--- MATERIAL ---
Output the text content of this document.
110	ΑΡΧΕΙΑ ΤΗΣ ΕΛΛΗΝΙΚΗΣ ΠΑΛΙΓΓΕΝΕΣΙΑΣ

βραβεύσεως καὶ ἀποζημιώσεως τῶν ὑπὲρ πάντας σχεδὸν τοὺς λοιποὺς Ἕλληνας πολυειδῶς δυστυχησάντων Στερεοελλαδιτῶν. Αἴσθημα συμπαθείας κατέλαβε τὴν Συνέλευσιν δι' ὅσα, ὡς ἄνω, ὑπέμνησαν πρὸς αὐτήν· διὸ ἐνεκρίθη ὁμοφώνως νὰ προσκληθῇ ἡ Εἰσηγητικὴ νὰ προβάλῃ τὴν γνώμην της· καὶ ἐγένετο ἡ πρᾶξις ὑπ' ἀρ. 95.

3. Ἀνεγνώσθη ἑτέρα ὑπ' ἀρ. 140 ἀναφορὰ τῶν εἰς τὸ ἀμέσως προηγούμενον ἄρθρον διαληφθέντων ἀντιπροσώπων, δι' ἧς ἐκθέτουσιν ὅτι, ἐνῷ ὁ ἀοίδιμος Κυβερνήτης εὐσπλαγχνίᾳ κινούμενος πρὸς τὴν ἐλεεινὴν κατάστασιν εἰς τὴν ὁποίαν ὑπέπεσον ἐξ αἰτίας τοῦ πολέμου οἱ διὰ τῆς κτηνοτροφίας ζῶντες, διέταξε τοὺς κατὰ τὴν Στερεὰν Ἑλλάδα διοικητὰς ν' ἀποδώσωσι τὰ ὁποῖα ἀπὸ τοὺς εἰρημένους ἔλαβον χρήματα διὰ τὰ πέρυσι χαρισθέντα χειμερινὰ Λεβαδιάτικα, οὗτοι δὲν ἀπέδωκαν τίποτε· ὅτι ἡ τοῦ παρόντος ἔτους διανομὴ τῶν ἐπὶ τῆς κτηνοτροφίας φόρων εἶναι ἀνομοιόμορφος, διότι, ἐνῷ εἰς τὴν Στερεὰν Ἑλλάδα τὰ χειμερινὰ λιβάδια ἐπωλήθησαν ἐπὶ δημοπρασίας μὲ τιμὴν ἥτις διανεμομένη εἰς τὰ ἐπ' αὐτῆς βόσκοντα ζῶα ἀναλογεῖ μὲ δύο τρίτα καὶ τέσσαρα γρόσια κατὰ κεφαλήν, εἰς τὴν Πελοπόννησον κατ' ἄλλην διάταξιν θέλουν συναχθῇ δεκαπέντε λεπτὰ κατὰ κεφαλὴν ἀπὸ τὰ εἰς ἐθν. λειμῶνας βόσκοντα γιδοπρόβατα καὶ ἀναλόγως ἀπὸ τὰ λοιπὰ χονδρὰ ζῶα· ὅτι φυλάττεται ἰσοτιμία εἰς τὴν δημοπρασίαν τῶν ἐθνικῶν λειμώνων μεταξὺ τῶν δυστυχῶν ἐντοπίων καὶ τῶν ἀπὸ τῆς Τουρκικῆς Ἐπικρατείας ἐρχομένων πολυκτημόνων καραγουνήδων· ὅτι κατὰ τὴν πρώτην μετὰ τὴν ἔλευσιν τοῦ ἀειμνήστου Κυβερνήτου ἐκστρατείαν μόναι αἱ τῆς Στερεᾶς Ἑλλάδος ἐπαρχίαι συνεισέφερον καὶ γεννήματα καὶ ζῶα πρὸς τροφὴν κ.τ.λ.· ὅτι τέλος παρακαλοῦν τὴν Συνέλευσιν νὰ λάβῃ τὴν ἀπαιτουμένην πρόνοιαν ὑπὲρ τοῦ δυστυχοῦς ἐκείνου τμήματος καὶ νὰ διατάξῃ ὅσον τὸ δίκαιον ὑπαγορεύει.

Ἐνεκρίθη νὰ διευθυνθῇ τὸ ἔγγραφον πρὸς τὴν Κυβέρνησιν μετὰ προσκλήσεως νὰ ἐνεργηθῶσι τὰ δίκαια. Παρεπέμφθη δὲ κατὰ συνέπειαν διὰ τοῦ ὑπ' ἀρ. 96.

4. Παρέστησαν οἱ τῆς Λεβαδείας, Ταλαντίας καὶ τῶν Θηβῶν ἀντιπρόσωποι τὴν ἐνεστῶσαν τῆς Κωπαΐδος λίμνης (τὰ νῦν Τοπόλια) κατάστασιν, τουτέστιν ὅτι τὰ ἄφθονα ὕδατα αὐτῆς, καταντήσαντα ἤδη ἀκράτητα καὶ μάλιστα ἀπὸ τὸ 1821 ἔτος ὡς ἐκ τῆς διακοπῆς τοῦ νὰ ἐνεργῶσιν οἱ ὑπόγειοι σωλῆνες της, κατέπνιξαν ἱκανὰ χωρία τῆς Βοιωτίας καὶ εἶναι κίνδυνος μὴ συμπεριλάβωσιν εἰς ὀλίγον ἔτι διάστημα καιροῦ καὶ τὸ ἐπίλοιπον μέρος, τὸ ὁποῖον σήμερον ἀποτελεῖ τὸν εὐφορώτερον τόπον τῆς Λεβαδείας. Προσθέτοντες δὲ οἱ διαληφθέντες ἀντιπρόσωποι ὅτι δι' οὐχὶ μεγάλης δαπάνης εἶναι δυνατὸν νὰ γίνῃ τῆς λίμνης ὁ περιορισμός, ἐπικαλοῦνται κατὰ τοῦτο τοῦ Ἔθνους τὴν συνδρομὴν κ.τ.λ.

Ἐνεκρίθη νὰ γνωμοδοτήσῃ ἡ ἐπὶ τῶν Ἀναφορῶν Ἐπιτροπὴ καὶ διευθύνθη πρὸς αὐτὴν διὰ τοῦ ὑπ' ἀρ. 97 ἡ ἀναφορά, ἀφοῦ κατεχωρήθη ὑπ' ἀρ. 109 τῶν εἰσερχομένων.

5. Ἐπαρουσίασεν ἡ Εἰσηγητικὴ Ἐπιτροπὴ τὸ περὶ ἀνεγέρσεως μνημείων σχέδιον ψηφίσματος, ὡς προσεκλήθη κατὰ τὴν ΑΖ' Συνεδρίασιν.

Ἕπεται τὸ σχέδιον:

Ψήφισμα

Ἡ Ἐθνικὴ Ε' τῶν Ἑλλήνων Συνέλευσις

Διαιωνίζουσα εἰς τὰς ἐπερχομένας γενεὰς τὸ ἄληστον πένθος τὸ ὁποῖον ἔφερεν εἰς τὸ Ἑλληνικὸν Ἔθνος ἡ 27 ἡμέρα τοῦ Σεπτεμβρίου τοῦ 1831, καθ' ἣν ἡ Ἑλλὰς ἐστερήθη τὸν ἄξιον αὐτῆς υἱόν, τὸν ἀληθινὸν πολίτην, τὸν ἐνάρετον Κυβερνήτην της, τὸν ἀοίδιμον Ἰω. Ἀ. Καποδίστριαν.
---
- _EXERCISE AIM_
Return each line in the records that holds the string "Εἰσηγητικὴ".

- _TASK SOLUTION_
βραβεύσεως καὶ ἀποζημιώσεως τῶν ὑπὲρ πάντας σχεδὸν τοὺς λοιποὺς Ἕλληνας πολυειδῶς δυστυχησάντων Στερεοελλαδιτῶν. Αἴσθημα συμπαθείας κατέλαβε τὴν Συνέλευσιν δι' ὅσα, ὡς ἄνω, ὑπέμνησαν πρὸς αὐτήν· διὸ ἐνεκρίθη ὁμοφώνως νὰ προσκληθῇ ἡ Εἰσηγητικὴ νὰ προβάλῃ τὴν γνώμην της· καὶ ἐγένετο ἡ πρᾶξις ὑπ' ἀρ. 95.
5. Ἐπαρουσίασεν ἡ Εἰσηγητικὴ Ἐπιτροπὴ τὸ περὶ ἀνεγέρσεως μνημείων σχέδιον ψηφίσματος, ὡς προσεκλήθη κατὰ τὴν ΑΖ' Συνεδρίασιν.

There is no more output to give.